— Work instructions —
Work through the data below and give the number of lines holding "Lion", nothing more.
========
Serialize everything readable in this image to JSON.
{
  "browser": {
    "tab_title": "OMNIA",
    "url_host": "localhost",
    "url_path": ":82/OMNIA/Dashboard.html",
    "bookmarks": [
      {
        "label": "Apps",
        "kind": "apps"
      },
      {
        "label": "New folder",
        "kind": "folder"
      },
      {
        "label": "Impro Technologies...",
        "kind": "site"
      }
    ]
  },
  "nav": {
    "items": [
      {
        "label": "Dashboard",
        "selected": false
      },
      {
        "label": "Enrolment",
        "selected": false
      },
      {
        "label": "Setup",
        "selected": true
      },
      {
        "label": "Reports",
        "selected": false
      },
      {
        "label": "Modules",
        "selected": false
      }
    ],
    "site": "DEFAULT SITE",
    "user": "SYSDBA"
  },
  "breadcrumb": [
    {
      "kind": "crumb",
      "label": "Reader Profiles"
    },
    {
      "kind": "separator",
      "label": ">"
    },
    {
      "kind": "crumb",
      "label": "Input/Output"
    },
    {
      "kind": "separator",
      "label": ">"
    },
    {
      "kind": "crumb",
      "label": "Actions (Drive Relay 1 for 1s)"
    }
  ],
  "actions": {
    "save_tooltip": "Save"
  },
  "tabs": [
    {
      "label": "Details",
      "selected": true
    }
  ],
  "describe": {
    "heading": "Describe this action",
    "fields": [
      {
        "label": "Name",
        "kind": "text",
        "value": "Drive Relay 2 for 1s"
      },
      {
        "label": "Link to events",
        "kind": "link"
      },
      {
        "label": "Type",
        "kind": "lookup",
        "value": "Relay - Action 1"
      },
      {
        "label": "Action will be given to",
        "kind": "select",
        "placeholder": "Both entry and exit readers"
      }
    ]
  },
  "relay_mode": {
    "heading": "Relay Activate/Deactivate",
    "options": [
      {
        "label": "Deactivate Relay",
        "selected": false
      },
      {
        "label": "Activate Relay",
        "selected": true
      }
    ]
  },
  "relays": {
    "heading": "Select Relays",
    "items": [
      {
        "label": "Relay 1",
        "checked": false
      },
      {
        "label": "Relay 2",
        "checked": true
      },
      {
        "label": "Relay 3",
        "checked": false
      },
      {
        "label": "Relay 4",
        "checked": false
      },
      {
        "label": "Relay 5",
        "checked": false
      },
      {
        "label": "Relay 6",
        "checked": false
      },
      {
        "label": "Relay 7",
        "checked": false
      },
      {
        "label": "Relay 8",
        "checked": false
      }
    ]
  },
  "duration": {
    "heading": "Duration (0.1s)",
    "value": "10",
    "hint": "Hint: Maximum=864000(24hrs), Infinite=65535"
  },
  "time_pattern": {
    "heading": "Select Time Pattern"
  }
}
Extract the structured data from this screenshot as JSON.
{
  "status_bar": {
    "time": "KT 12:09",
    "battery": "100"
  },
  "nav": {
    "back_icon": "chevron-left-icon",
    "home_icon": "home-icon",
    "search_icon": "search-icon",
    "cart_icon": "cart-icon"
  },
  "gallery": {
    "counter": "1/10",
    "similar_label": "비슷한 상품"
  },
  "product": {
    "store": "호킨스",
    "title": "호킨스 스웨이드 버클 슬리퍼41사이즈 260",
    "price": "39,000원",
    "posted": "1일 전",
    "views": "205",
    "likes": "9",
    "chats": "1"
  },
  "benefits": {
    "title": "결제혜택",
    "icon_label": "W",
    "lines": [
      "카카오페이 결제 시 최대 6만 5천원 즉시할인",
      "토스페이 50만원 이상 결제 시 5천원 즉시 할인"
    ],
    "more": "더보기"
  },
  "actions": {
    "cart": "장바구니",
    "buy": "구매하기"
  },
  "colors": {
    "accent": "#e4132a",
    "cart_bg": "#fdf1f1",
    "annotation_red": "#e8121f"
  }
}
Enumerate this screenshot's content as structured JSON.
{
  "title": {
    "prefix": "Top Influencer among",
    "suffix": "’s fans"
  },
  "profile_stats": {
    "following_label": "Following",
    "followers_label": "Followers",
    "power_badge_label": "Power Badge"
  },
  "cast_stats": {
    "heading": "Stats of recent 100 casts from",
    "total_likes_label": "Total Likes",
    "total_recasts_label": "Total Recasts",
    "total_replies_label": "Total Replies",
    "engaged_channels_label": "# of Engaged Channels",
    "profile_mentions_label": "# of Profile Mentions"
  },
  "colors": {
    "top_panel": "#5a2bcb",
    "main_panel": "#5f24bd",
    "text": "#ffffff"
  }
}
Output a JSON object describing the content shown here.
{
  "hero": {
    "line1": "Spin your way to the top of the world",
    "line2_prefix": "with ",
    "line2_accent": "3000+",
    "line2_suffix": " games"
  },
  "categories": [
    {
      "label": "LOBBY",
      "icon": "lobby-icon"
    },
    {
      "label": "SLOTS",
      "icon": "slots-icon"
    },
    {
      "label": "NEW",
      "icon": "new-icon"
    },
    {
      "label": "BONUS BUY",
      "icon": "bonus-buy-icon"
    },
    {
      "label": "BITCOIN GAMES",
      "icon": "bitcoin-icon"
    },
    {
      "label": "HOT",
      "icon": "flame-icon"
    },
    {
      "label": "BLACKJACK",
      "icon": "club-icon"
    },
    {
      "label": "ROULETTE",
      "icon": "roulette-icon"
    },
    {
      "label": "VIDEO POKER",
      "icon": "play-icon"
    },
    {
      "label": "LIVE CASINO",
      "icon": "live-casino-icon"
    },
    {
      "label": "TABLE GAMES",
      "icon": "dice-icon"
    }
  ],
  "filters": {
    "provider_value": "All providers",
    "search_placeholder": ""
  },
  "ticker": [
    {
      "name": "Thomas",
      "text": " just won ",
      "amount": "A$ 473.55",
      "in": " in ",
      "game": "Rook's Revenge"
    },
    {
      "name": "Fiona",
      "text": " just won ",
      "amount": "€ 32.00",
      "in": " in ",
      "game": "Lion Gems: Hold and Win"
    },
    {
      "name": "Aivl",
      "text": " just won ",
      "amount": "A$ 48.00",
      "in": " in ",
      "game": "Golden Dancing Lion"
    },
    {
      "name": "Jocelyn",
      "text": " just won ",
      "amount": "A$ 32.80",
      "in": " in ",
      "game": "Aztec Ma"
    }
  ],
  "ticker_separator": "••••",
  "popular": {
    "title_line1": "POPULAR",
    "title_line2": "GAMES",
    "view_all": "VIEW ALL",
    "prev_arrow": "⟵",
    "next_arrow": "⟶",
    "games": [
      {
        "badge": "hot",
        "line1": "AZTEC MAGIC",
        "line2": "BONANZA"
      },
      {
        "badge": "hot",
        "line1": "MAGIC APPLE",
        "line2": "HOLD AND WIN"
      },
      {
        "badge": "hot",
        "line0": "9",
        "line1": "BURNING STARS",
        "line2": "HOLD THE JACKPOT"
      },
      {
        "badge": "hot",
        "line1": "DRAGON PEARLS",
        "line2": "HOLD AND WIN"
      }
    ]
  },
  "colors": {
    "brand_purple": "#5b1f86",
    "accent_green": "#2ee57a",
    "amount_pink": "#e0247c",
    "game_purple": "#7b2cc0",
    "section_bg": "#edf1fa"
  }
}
========
— Solved exercise —
2